- Exercise requirements -
Every line of the material is to be repeated exactly as it stands.

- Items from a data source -
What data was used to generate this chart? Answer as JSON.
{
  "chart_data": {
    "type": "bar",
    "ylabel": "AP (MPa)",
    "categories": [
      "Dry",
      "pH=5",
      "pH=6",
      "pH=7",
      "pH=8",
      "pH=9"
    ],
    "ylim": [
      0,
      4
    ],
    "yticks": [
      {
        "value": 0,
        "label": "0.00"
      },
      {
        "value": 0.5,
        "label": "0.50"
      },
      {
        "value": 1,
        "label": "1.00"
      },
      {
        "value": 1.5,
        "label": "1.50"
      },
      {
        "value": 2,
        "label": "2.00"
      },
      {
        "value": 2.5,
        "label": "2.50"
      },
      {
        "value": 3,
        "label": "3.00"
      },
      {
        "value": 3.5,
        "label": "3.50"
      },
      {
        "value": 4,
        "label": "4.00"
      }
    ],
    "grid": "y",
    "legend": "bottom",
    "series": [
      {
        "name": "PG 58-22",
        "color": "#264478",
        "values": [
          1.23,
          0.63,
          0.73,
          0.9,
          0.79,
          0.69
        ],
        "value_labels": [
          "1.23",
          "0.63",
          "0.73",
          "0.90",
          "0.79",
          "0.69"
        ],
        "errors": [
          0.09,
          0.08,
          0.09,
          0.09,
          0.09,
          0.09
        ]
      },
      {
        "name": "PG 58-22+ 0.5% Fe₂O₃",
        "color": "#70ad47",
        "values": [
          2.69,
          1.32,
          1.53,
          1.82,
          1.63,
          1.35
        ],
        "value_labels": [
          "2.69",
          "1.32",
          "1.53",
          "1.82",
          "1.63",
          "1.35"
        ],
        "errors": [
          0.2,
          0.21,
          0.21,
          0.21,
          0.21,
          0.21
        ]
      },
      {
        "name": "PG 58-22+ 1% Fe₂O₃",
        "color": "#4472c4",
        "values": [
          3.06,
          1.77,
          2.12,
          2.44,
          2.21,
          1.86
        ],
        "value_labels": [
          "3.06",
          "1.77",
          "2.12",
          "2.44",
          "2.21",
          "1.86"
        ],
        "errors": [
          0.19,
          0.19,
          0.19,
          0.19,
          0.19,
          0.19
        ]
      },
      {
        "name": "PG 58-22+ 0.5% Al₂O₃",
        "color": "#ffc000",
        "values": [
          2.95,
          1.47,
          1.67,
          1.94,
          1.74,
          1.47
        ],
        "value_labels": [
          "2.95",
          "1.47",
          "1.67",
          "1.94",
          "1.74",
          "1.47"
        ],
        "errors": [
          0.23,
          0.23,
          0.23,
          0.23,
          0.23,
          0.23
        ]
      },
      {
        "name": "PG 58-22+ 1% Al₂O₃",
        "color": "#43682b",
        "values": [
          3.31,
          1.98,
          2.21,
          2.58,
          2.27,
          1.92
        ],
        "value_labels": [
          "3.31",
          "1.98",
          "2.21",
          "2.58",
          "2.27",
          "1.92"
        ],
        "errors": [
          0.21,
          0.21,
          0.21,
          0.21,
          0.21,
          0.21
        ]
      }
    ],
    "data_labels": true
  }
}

- Result for this task -
What data was used to generate this chart? Answer as JSON.
{
  "chart_data": {
    "type": "bar",
    "ylabel": "AP (MPa)",
    "categories": [
      "Dry",
      "pH=5",
      "pH=6",
      "pH=7",
      "pH=8",
      "pH=9"
    ],
    "ylim": [
      0,
      4
    ],
    "yticks": [
      {
        "value": 0,
        "label": "0.00"
      },
      {
        "value": 0.5,
        "label": "0.50"
      },
      {
        "value": 1,
        "label": "1.00"
      },
      {
        "value": 1.5,
        "label": "1.50"
      },
      {
        "value": 2,
        "label": "2.00"
      },
      {
        "value": 2.5,
        "label": "2.50"
      },
      {
        "value": 3,
        "label": "3.00"
      },
      {
        "value": 3.5,
        "label": "3.50"
      },
      {
        "value": 4,
        "label": "4.00"
      }
    ],
    "grid": "y",
    "legend": "bottom",
    "series": [
      {
        "name": "PG 58-22",
        "color": "#264478",
        "values": [
          1.23,
          0.63,
          0.73,
          0.9,
          0.79,
          0.69
        ],
        "value_labels": [
          "1.23",
          "0.63",
          "0.73",
          "0.90",
          "0.79",
          "0.69"
        ],
        "errors": [
          0.09,
          0.08,
          0.09,
          0.09,
          0.09,
          0.09
        ]
      },
      {
        "name": "PG 58-22+ 0.5% Fe₂O₃",
        "color": "#70ad47",
        "values": [
          2.69,
          1.32,
          1.53,
          1.82,
          1.63,
          1.35
        ],
        "value_labels": [
          "2.69",
          "1.32",
          "1.53",
          "1.82",
          "1.63",
          "1.35"
        ],
        "errors": [
          0.2,
          0.21,
          0.21,
          0.21,
          0.21,
          0.21
        ]
      },
      {
        "name": "PG 58-22+ 1% Fe₂O₃",
        "color": "#4472c4",
        "values": [
          3.06,
          1.77,
          2.12,
          2.44,
          2.21,
          1.86
        ],
        "value_labels": [
          "3.06",
          "1.77",
          "2.12",
          "2.44",
          "2.21",
          "1.86"
        ],
        "errors": [
          0.19,
          0.19,
          0.19,
          0.19,
          0.19,
          0.19
        ]
      },
      {
        "name": "PG 58-22+ 0.5% Al₂O₃",
        "color": "#ffc000",
        "values": [
          2.95,
          1.47,
          1.67,
          1.94,
          1.74,
          1.47
        ],
        "value_labels": [
          "2.95",
          "1.47",
          "1.67",
          "1.94",
          "1.74",
          "1.47"
        ],
        "errors": [
          0.23,
          0.23,
          0.23,
          0.23,
          0.23,
          0.23
        ]
      },
      {
        "name": "PG 58-22+ 1% Al₂O₃",
        "color": "#43682b",
        "values": [
          3.31,
          1.98,
          2.21,
          2.58,
          2.27,
          1.92
        ],
        "value_labels": [
          "3.31",
          "1.98",
          "2.21",
          "2.58",
          "2.27",
          "1.92"
        ],
        "errors": [
          0.21,
          0.21,
          0.21,
          0.21,
          0.21,
          0.21
        ]
      }
    ],
    "data_labels": true
  }
}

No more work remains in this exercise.